• [Description of the task] In the passage below about Kage Baker's aversion to interruptions, what reasons does it give for why she never felt safe unplugging the phone?

• [Document section]
Kage Baker loathed interruptions to her writing.
A knock at the door, excessive traffic noise, loudspeakers from the Pier 2 blocks away – they sent her mad. Even being told a meal was ready or being asked if she wanted a fresh Coke could be too much; it was better to wait until she had to go to the bathroom or asked for something, than to try to anticipate her needs. At least, if it meant talking out loud. Sometimes I slipped her notes.
The mere presence of the phone in the house was often more than she could bear. But she never felt that it was safe to unplug it, either – something might happen to a family member, or an editor might call. Or the Diablo Nuclear Plant up the coast might finally produce enough energy to achieve a melt-down; and we’d never find out if the phone was unplugged.
I could put forth several arguments against that last one, but it was no use. Besides, it was a fact that a telephone tree was precisely how the local NRC office planned on telling the residents if Diablo developed indigestion. (Then we’d get to use the potassium iodide pills they’d sent to all of us in a mass mailing: lots and lots of tiny bottles in manila envelopes, addressed to “Occupant” and stamped “Warning: Radioactive Information”. Very surreal.) And her other worries did occasionally occur, so she wouldn’t sanction ditching the land line. However, even with an answering machine, Caller ID and me to take the calls, the mere existence of the phone was enough to give her the heebie-jeebies from across the room.

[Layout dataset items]
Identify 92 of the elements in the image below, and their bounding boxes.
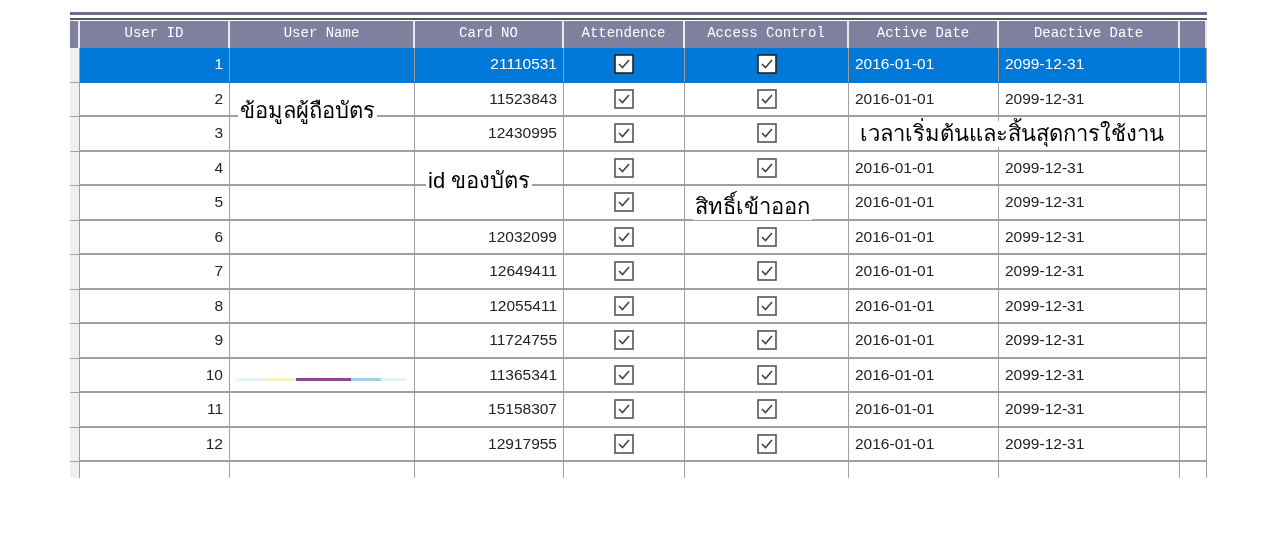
- table-cell: [1180, 255, 1207, 290]
- checkbox[interactable]: [756, 330, 777, 351]
- table-cell: 2016-01-01: [849, 220, 999, 255]
- table-cell: 2099-12-31: [999, 48, 1180, 83]
- table-cell: 2016-01-01: [849, 427, 999, 462]
- table-cell: [1180, 117, 1207, 152]
- table-cell: 2016-01-01: [849, 151, 999, 186]
- checkbox[interactable]: [614, 226, 634, 247]
- table-cell: 2099-12-31: [999, 427, 1180, 462]
- table-cell: 2016-01-01: [849, 82, 999, 117]
- row-header-cell[interactable]: [70, 186, 80, 221]
- table-cell: [1180, 82, 1207, 117]
- table-cell: 2016-01-01: [849, 289, 999, 324]
- table-cell: 2099-12-31: [999, 151, 1180, 186]
- checkbox[interactable]: [614, 261, 634, 282]
- table-cell: [1180, 358, 1207, 393]
- table-cell: 12: [80, 427, 230, 462]
- table-cell: 2099-12-31: [999, 324, 1180, 359]
- table-cell: 2016-01-01: [849, 186, 999, 221]
- row-header-cell[interactable]: [70, 427, 80, 462]
- table-cell: 21110531: [415, 48, 564, 83]
- table-cell: 2016-01-01: [849, 393, 999, 428]
- table-cell: 2016-01-01: [849, 48, 999, 83]
- table-cell: 15158307: [415, 393, 564, 428]
- checkbox[interactable]: [614, 433, 634, 454]
- checkbox[interactable]: [756, 157, 777, 178]
- row-header-cell[interactable]: [70, 151, 80, 186]
- table-cell: 12649411: [415, 255, 564, 290]
- checkbox[interactable]: [614, 295, 634, 316]
- row-header-cell[interactable]: [70, 324, 80, 359]
- table-cell: [1180, 324, 1207, 359]
- checkbox[interactable]: [614, 157, 634, 178]
- table-cell: 3: [80, 117, 230, 152]
- table-cell: 2016-01-01: [849, 324, 999, 359]
- table-cell: 2099-12-31: [999, 358, 1180, 393]
- table-cell: 2099-12-31: [999, 186, 1180, 221]
- table-cell: 2099-12-31: [999, 393, 1180, 428]
- table-cell: [1180, 289, 1207, 324]
- table-cell: [1180, 220, 1207, 255]
- checkbox[interactable]: [756, 123, 777, 144]
- checkbox[interactable]: [614, 192, 634, 213]
- checkbox[interactable]: [756, 54, 777, 75]
- table-cell: 11365341: [415, 358, 564, 393]
- table-cell: 6: [80, 220, 230, 255]
- checkbox[interactable]: [756, 261, 777, 282]
- table-cell: 2016-01-01: [849, 358, 999, 393]
- table-cell: 10: [80, 358, 230, 393]
- row-header-cell[interactable]: [70, 82, 80, 117]
- checkbox[interactable]: [756, 433, 777, 454]
- table-cell: 11: [80, 393, 230, 428]
- table-cell: [1180, 48, 1207, 83]
- table-cell: 5: [80, 186, 230, 221]
- checkbox[interactable]: [756, 88, 777, 109]
- table-cell: 4: [80, 151, 230, 186]
- table-cell: 2: [80, 82, 230, 117]
- table-cell: 2099-12-31: [999, 220, 1180, 255]
- table-cell: 12032099: [415, 220, 564, 255]
- checkbox[interactable]: [756, 295, 777, 316]
- row-header-cell[interactable]: [70, 117, 80, 152]
- table-cell: 8: [80, 289, 230, 324]
- checkbox[interactable]: [756, 399, 777, 420]
- table-cell: 9: [80, 324, 230, 359]
- checkbox[interactable]: [756, 226, 777, 247]
- table-cell: 2099-12-31: [999, 82, 1180, 117]
- table-cell: 12917955: [415, 427, 564, 462]
- table-cell: [1180, 186, 1207, 221]
- row-header-cell[interactable]: [70, 48, 80, 83]
- checkbox[interactable]: [614, 123, 634, 144]
- checkbox[interactable]: [756, 364, 777, 385]
- annotation-label: ข้อมูลผู้ถือบัตร: [238, 98, 377, 124]
- table-cell: [1180, 393, 1207, 428]
- row-header-cell[interactable]: [70, 358, 80, 393]
- table-cell: 7: [80, 255, 230, 290]
- table-cell: 12430995: [415, 117, 564, 152]
- table-cell: 11523843: [415, 82, 564, 117]
- checkbox[interactable]: [614, 88, 634, 109]
- table-cell: 2099-12-31: [999, 255, 1180, 290]
- checkbox[interactable]: [614, 364, 634, 385]
- row-header-cell[interactable]: [70, 255, 80, 290]
- table-cell: 1: [80, 48, 230, 83]
- checkbox[interactable]: [614, 330, 634, 351]
- table-cell: [1180, 427, 1207, 462]
- row-header-cell[interactable]: [70, 220, 80, 255]
- table-cell: 12055411: [415, 289, 564, 324]
- checkbox[interactable]: [614, 54, 634, 75]
- row-header-cell[interactable]: [70, 393, 80, 428]
- row-header-cell[interactable]: [70, 289, 80, 324]
- checkbox[interactable]: [614, 399, 634, 420]
- table-cell: [1180, 151, 1207, 186]
- table-cell: 11724755: [415, 324, 564, 359]
- table-cell: 2016-01-01: [849, 255, 999, 290]
- table-cell: 2099-12-31: [999, 289, 1180, 324]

• [Response to this task]
- Something might happen to a family member.
- An editor might call.
- The Diablo Nuclear Plant up the coast might have a melt-down, and they would never find out if the phone was unplugged.